Excerpted data:

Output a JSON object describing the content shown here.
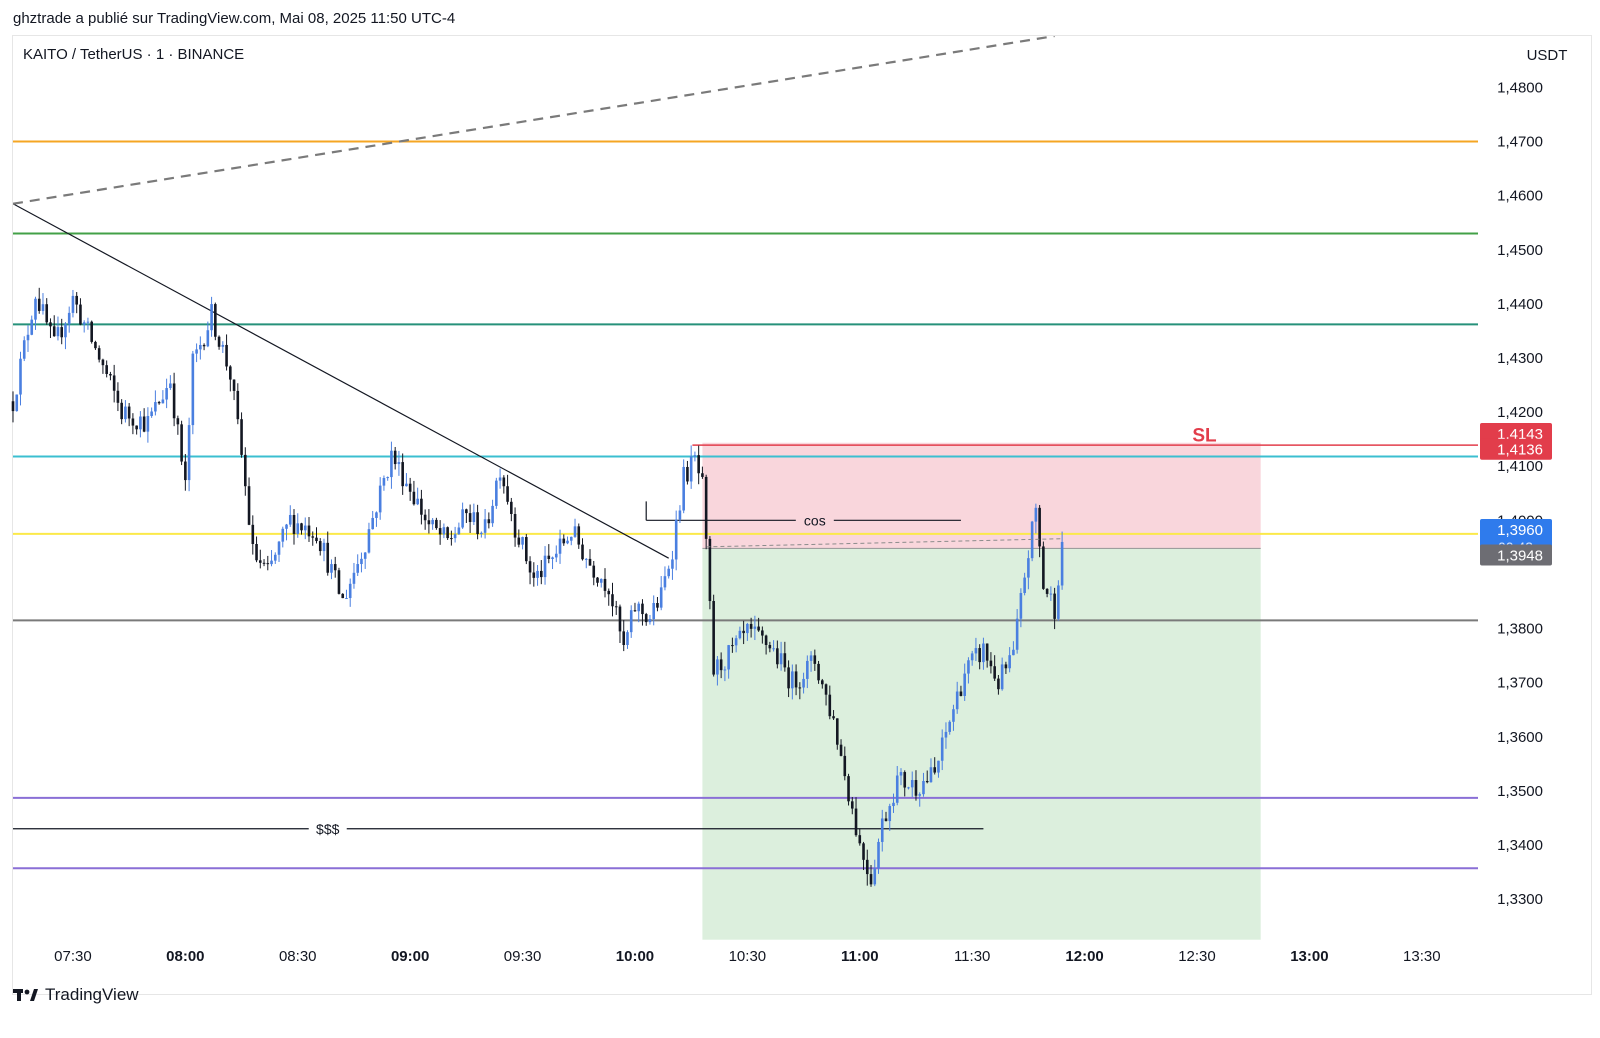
{
  "header": {
    "published": "ghztrade a publié sur TradingView.com, Mai 08, 2025 11:50 UTC-4"
  },
  "chart_title": "KAITO / TetherUS · 1 · BINANCE",
  "currency": "USDT",
  "footer": {
    "brand": "TradingView"
  },
  "colors": {
    "up": "#4a7fe0",
    "down": "#131722",
    "orange": "#f5a623",
    "green": "#43a047",
    "teal": "#26917a",
    "cyan": "#3bbfd0",
    "yellow": "#fbe94a",
    "gray": "#7a7a7a",
    "purple": "#8a6fd6",
    "sl": "#e23d4b",
    "stop_zone": "#f9d6dc",
    "target_zone": "#dcefdd",
    "price_badge": "#2f7bec",
    "entry_badge": "#6d6d73"
  },
  "chart_data": {
    "type": "candlestick",
    "symbol": "KAITO / TetherUS",
    "interval": "1",
    "exchange": "BINANCE",
    "y_axis": {
      "label": "USDT",
      "ticks": [
        "1,4800",
        "1,4700",
        "1,4600",
        "1,4500",
        "1,4400",
        "1,4300",
        "1,4200",
        "1,4100",
        "1,4000",
        "1,3900",
        "1,3800",
        "1,3700",
        "1,3600",
        "1,3500",
        "1,3400",
        "1,3300"
      ],
      "range": [
        1.323,
        1.4895
      ]
    },
    "x_axis": {
      "ticks": [
        {
          "label": "07:30",
          "t": "07:30",
          "bold": false
        },
        {
          "label": "08:00",
          "t": "08:00",
          "bold": true
        },
        {
          "label": "08:30",
          "t": "08:30",
          "bold": false
        },
        {
          "label": "09:00",
          "t": "09:00",
          "bold": true
        },
        {
          "label": "09:30",
          "t": "09:30",
          "bold": false
        },
        {
          "label": "10:00",
          "t": "10:00",
          "bold": true
        },
        {
          "label": "10:30",
          "t": "10:30",
          "bold": false
        },
        {
          "label": "11:00",
          "t": "11:00",
          "bold": true
        },
        {
          "label": "11:30",
          "t": "11:30",
          "bold": false
        },
        {
          "label": "12:00",
          "t": "12:00",
          "bold": true
        },
        {
          "label": "12:30",
          "t": "12:30",
          "bold": false
        },
        {
          "label": "13:00",
          "t": "13:00",
          "bold": true
        },
        {
          "label": "13:30",
          "t": "13:30",
          "bold": false
        }
      ],
      "range": [
        "07:14",
        "13:45"
      ]
    },
    "horizontal_levels": [
      {
        "price": 1.47,
        "color": "orange"
      },
      {
        "price": 1.453,
        "color": "green"
      },
      {
        "price": 1.4362,
        "color": "teal"
      },
      {
        "price": 1.4118,
        "color": "cyan"
      },
      {
        "price": 1.3975,
        "color": "yellow"
      },
      {
        "price": 1.3815,
        "color": "gray"
      },
      {
        "price": 1.3487,
        "color": "purple"
      },
      {
        "price": 1.3357,
        "color": "purple"
      }
    ],
    "price_labels": [
      {
        "value": "1,4143",
        "price": 1.4143,
        "color": "sl"
      },
      {
        "value": "1,4136",
        "price": 1.4136,
        "color": "sl"
      },
      {
        "value": "1,3960",
        "price": 1.396,
        "color": "price_badge",
        "countdown": "00:43"
      },
      {
        "value": "1,3948",
        "price": 1.3948,
        "color": "entry_badge"
      }
    ],
    "annotations": [
      {
        "text": "SL",
        "t": "12:32",
        "price": 1.4146
      },
      {
        "text": "cos",
        "t": "10:48",
        "price": 1.4,
        "line_from": "10:03",
        "line_to": "11:27"
      },
      {
        "text": "$$$",
        "t": "08:38",
        "price": 1.343,
        "line_from": "07:14",
        "line_to": "11:33"
      }
    ],
    "position": {
      "type": "short",
      "start": "10:18",
      "end": "12:47",
      "stop": 1.4136,
      "entry": 1.3948,
      "target": 1.3225
    },
    "trendlines": [
      {
        "style": "solid",
        "from": {
          "t": "07:14",
          "price": 1.4585
        },
        "to": {
          "t": "10:09",
          "price": 1.393
        }
      },
      {
        "style": "dashed",
        "from": {
          "t": "07:14",
          "price": 1.4585
        },
        "to": {
          "t": "11:52",
          "price": 1.4895
        }
      }
    ],
    "close_path": [
      {
        "t": "07:14",
        "price": 1.422
      },
      {
        "t": "07:20",
        "price": 1.442
      },
      {
        "t": "07:25",
        "price": 1.432
      },
      {
        "t": "07:30",
        "price": 1.441
      },
      {
        "t": "07:37",
        "price": 1.43
      },
      {
        "t": "07:43",
        "price": 1.42
      },
      {
        "t": "07:50",
        "price": 1.418
      },
      {
        "t": "07:56",
        "price": 1.426
      },
      {
        "t": "08:00",
        "price": 1.406
      },
      {
        "t": "08:02",
        "price": 1.429
      },
      {
        "t": "08:07",
        "price": 1.438
      },
      {
        "t": "08:12",
        "price": 1.427
      },
      {
        "t": "08:15",
        "price": 1.412
      },
      {
        "t": "08:18",
        "price": 1.394
      },
      {
        "t": "08:22",
        "price": 1.39
      },
      {
        "t": "08:28",
        "price": 1.4
      },
      {
        "t": "08:35",
        "price": 1.398
      },
      {
        "t": "08:42",
        "price": 1.385
      },
      {
        "t": "08:48",
        "price": 1.396
      },
      {
        "t": "08:55",
        "price": 1.412
      },
      {
        "t": "09:00",
        "price": 1.406
      },
      {
        "t": "09:05",
        "price": 1.399
      },
      {
        "t": "09:10",
        "price": 1.396
      },
      {
        "t": "09:15",
        "price": 1.401
      },
      {
        "t": "09:20",
        "price": 1.398
      },
      {
        "t": "09:24",
        "price": 1.41
      },
      {
        "t": "09:28",
        "price": 1.399
      },
      {
        "t": "09:33",
        "price": 1.389
      },
      {
        "t": "09:38",
        "price": 1.393
      },
      {
        "t": "09:43",
        "price": 1.398
      },
      {
        "t": "09:48",
        "price": 1.392
      },
      {
        "t": "09:53",
        "price": 1.388
      },
      {
        "t": "09:57",
        "price": 1.376
      },
      {
        "t": "10:00",
        "price": 1.384
      },
      {
        "t": "10:04",
        "price": 1.382
      },
      {
        "t": "10:07",
        "price": 1.386
      },
      {
        "t": "10:10",
        "price": 1.395
      },
      {
        "t": "10:13",
        "price": 1.408
      },
      {
        "t": "10:16",
        "price": 1.411
      },
      {
        "t": "10:18",
        "price": 1.406
      },
      {
        "t": "10:21",
        "price": 1.372
      },
      {
        "t": "10:25",
        "price": 1.375
      },
      {
        "t": "10:30",
        "price": 1.379
      },
      {
        "t": "10:36",
        "price": 1.377
      },
      {
        "t": "10:42",
        "price": 1.37
      },
      {
        "t": "10:48",
        "price": 1.374
      },
      {
        "t": "10:53",
        "price": 1.363
      },
      {
        "t": "10:57",
        "price": 1.35
      },
      {
        "t": "11:00",
        "price": 1.34
      },
      {
        "t": "11:03",
        "price": 1.334
      },
      {
        "t": "11:06",
        "price": 1.344
      },
      {
        "t": "11:10",
        "price": 1.352
      },
      {
        "t": "11:15",
        "price": 1.351
      },
      {
        "t": "11:20",
        "price": 1.353
      },
      {
        "t": "11:24",
        "price": 1.363
      },
      {
        "t": "11:28",
        "price": 1.372
      },
      {
        "t": "11:33",
        "price": 1.376
      },
      {
        "t": "11:37",
        "price": 1.37
      },
      {
        "t": "11:41",
        "price": 1.375
      },
      {
        "t": "11:44",
        "price": 1.39
      },
      {
        "t": "11:47",
        "price": 1.402
      },
      {
        "t": "11:49",
        "price": 1.388
      },
      {
        "t": "11:52",
        "price": 1.384
      },
      {
        "t": "11:54",
        "price": 1.396
      }
    ]
  }
}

Set problem:
Take the data above and repeat it exactly, leaving each picture out.

Reply to the exercise:
Output a JSON object describing the content shown here.
{
  "header": {
    "published": "ghztrade a publié sur TradingView.com, Mai 08, 2025 11:50 UTC-4"
  },
  "chart_title": "KAITO / TetherUS · 1 · BINANCE",
  "currency": "USDT",
  "footer": {
    "brand": "TradingView"
  },
  "colors": {
    "up": "#4a7fe0",
    "down": "#131722",
    "orange": "#f5a623",
    "green": "#43a047",
    "teal": "#26917a",
    "cyan": "#3bbfd0",
    "yellow": "#fbe94a",
    "gray": "#7a7a7a",
    "purple": "#8a6fd6",
    "sl": "#e23d4b",
    "stop_zone": "#f9d6dc",
    "target_zone": "#dcefdd",
    "price_badge": "#2f7bec",
    "entry_badge": "#6d6d73"
  },
  "chart_data": {
    "type": "candlestick",
    "symbol": "KAITO / TetherUS",
    "interval": "1",
    "exchange": "BINANCE",
    "y_axis": {
      "label": "USDT",
      "ticks": [
        "1,4800",
        "1,4700",
        "1,4600",
        "1,4500",
        "1,4400",
        "1,4300",
        "1,4200",
        "1,4100",
        "1,4000",
        "1,3900",
        "1,3800",
        "1,3700",
        "1,3600",
        "1,3500",
        "1,3400",
        "1,3300"
      ],
      "range": [
        1.323,
        1.4895
      ]
    },
    "x_axis": {
      "ticks": [
        {
          "label": "07:30",
          "t": "07:30",
          "bold": false
        },
        {
          "label": "08:00",
          "t": "08:00",
          "bold": true
        },
        {
          "label": "08:30",
          "t": "08:30",
          "bold": false
        },
        {
          "label": "09:00",
          "t": "09:00",
          "bold": true
        },
        {
          "label": "09:30",
          "t": "09:30",
          "bold": false
        },
        {
          "label": "10:00",
          "t": "10:00",
          "bold": true
        },
        {
          "label": "10:30",
          "t": "10:30",
          "bold": false
        },
        {
          "label": "11:00",
          "t": "11:00",
          "bold": true
        },
        {
          "label": "11:30",
          "t": "11:30",
          "bold": false
        },
        {
          "label": "12:00",
          "t": "12:00",
          "bold": true
        },
        {
          "label": "12:30",
          "t": "12:30",
          "bold": false
        },
        {
          "label": "13:00",
          "t": "13:00",
          "bold": true
        },
        {
          "label": "13:30",
          "t": "13:30",
          "bold": false
        }
      ],
      "range": [
        "07:14",
        "13:45"
      ]
    },
    "horizontal_levels": [
      {
        "price": 1.47,
        "color": "orange"
      },
      {
        "price": 1.453,
        "color": "green"
      },
      {
        "price": 1.4362,
        "color": "teal"
      },
      {
        "price": 1.4118,
        "color": "cyan"
      },
      {
        "price": 1.3975,
        "color": "yellow"
      },
      {
        "price": 1.3815,
        "color": "gray"
      },
      {
        "price": 1.3487,
        "color": "purple"
      },
      {
        "price": 1.3357,
        "color": "purple"
      }
    ],
    "price_labels": [
      {
        "value": "1,4143",
        "price": 1.4143,
        "color": "sl"
      },
      {
        "value": "1,4136",
        "price": 1.4136,
        "color": "sl"
      },
      {
        "value": "1,3960",
        "price": 1.396,
        "color": "price_badge",
        "countdown": "00:43"
      },
      {
        "value": "1,3948",
        "price": 1.3948,
        "color": "entry_badge"
      }
    ],
    "annotations": [
      {
        "text": "SL",
        "t": "12:32",
        "price": 1.4146
      },
      {
        "text": "cos",
        "t": "10:48",
        "price": 1.4,
        "line_from": "10:03",
        "line_to": "11:27"
      },
      {
        "text": "$$$",
        "t": "08:38",
        "price": 1.343,
        "line_from": "07:14",
        "line_to": "11:33"
      }
    ],
    "position": {
      "type": "short",
      "start": "10:18",
      "end": "12:47",
      "stop": 1.4136,
      "entry": 1.3948,
      "target": 1.3225
    },
    "trendlines": [
      {
        "style": "solid",
        "from": {
          "t": "07:14",
          "price": 1.4585
        },
        "to": {
          "t": "10:09",
          "price": 1.393
        }
      },
      {
        "style": "dashed",
        "from": {
          "t": "07:14",
          "price": 1.4585
        },
        "to": {
          "t": "11:52",
          "price": 1.4895
        }
      }
    ],
    "close_path": [
      {
        "t": "07:14",
        "price": 1.422
      },
      {
        "t": "07:20",
        "price": 1.442
      },
      {
        "t": "07:25",
        "price": 1.432
      },
      {
        "t": "07:30",
        "price": 1.441
      },
      {
        "t": "07:37",
        "price": 1.43
      },
      {
        "t": "07:43",
        "price": 1.42
      },
      {
        "t": "07:50",
        "price": 1.418
      },
      {
        "t": "07:56",
        "price": 1.426
      },
      {
        "t": "08:00",
        "price": 1.406
      },
      {
        "t": "08:02",
        "price": 1.429
      },
      {
        "t": "08:07",
        "price": 1.438
      },
      {
        "t": "08:12",
        "price": 1.427
      },
      {
        "t": "08:15",
        "price": 1.412
      },
      {
        "t": "08:18",
        "price": 1.394
      },
      {
        "t": "08:22",
        "price": 1.39
      },
      {
        "t": "08:28",
        "price": 1.4
      },
      {
        "t": "08:35",
        "price": 1.398
      },
      {
        "t": "08:42",
        "price": 1.385
      },
      {
        "t": "08:48",
        "price": 1.396
      },
      {
        "t": "08:55",
        "price": 1.412
      },
      {
        "t": "09:00",
        "price": 1.406
      },
      {
        "t": "09:05",
        "price": 1.399
      },
      {
        "t": "09:10",
        "price": 1.396
      },
      {
        "t": "09:15",
        "price": 1.401
      },
      {
        "t": "09:20",
        "price": 1.398
      },
      {
        "t": "09:24",
        "price": 1.41
      },
      {
        "t": "09:28",
        "price": 1.399
      },
      {
        "t": "09:33",
        "price": 1.389
      },
      {
        "t": "09:38",
        "price": 1.393
      },
      {
        "t": "09:43",
        "price": 1.398
      },
      {
        "t": "09:48",
        "price": 1.392
      },
      {
        "t": "09:53",
        "price": 1.388
      },
      {
        "t": "09:57",
        "price": 1.376
      },
      {
        "t": "10:00",
        "price": 1.384
      },
      {
        "t": "10:04",
        "price": 1.382
      },
      {
        "t": "10:07",
        "price": 1.386
      },
      {
        "t": "10:10",
        "price": 1.395
      },
      {
        "t": "10:13",
        "price": 1.408
      },
      {
        "t": "10:16",
        "price": 1.411
      },
      {
        "t": "10:18",
        "price": 1.406
      },
      {
        "t": "10:21",
        "price": 1.372
      },
      {
        "t": "10:25",
        "price": 1.375
      },
      {
        "t": "10:30",
        "price": 1.379
      },
      {
        "t": "10:36",
        "price": 1.377
      },
      {
        "t": "10:42",
        "price": 1.37
      },
      {
        "t": "10:48",
        "price": 1.374
      },
      {
        "t": "10:53",
        "price": 1.363
      },
      {
        "t": "10:57",
        "price": 1.35
      },
      {
        "t": "11:00",
        "price": 1.34
      },
      {
        "t": "11:03",
        "price": 1.334
      },
      {
        "t": "11:06",
        "price": 1.344
      },
      {
        "t": "11:10",
        "price": 1.352
      },
      {
        "t": "11:15",
        "price": 1.351
      },
      {
        "t": "11:20",
        "price": 1.353
      },
      {
        "t": "11:24",
        "price": 1.363
      },
      {
        "t": "11:28",
        "price": 1.372
      },
      {
        "t": "11:33",
        "price": 1.376
      },
      {
        "t": "11:37",
        "price": 1.37
      },
      {
        "t": "11:41",
        "price": 1.375
      },
      {
        "t": "11:44",
        "price": 1.39
      },
      {
        "t": "11:47",
        "price": 1.402
      },
      {
        "t": "11:49",
        "price": 1.388
      },
      {
        "t": "11:52",
        "price": 1.384
      },
      {
        "t": "11:54",
        "price": 1.396
      }
    ]
  }
}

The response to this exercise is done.